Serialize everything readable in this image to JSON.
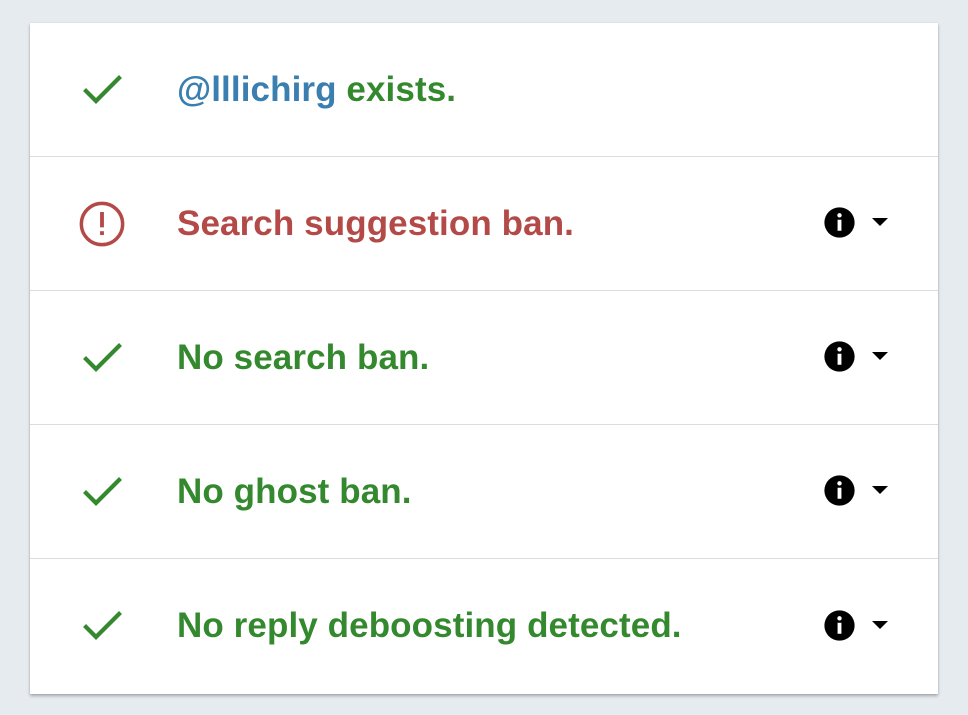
{
  "colors": {
    "ok": "#34892f",
    "error": "#b34a48",
    "handle": "#3a7fb0",
    "icon": "#000000"
  },
  "rows": [
    {
      "status_icon": "checkmark-icon",
      "handle": "@lllichirg",
      "text": " exists.",
      "has_details": false
    },
    {
      "status_icon": "alert-circle-icon",
      "text": "Search suggestion ban.",
      "has_details": true,
      "info_icon": "info-icon",
      "dropdown_icon": "caret-down-icon"
    },
    {
      "status_icon": "checkmark-icon",
      "text": "No search ban.",
      "has_details": true,
      "info_icon": "info-icon",
      "dropdown_icon": "caret-down-icon"
    },
    {
      "status_icon": "checkmark-icon",
      "text": "No ghost ban.",
      "has_details": true,
      "info_icon": "info-icon",
      "dropdown_icon": "caret-down-icon"
    },
    {
      "status_icon": "checkmark-icon",
      "text": "No reply deboosting detected.",
      "has_details": true,
      "info_icon": "info-icon",
      "dropdown_icon": "caret-down-icon"
    }
  ]
}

──────────

# [What the exercise asks]
Above is a listing; report how many of its lines include the word "text", giving the number only.

# [Expected output]
5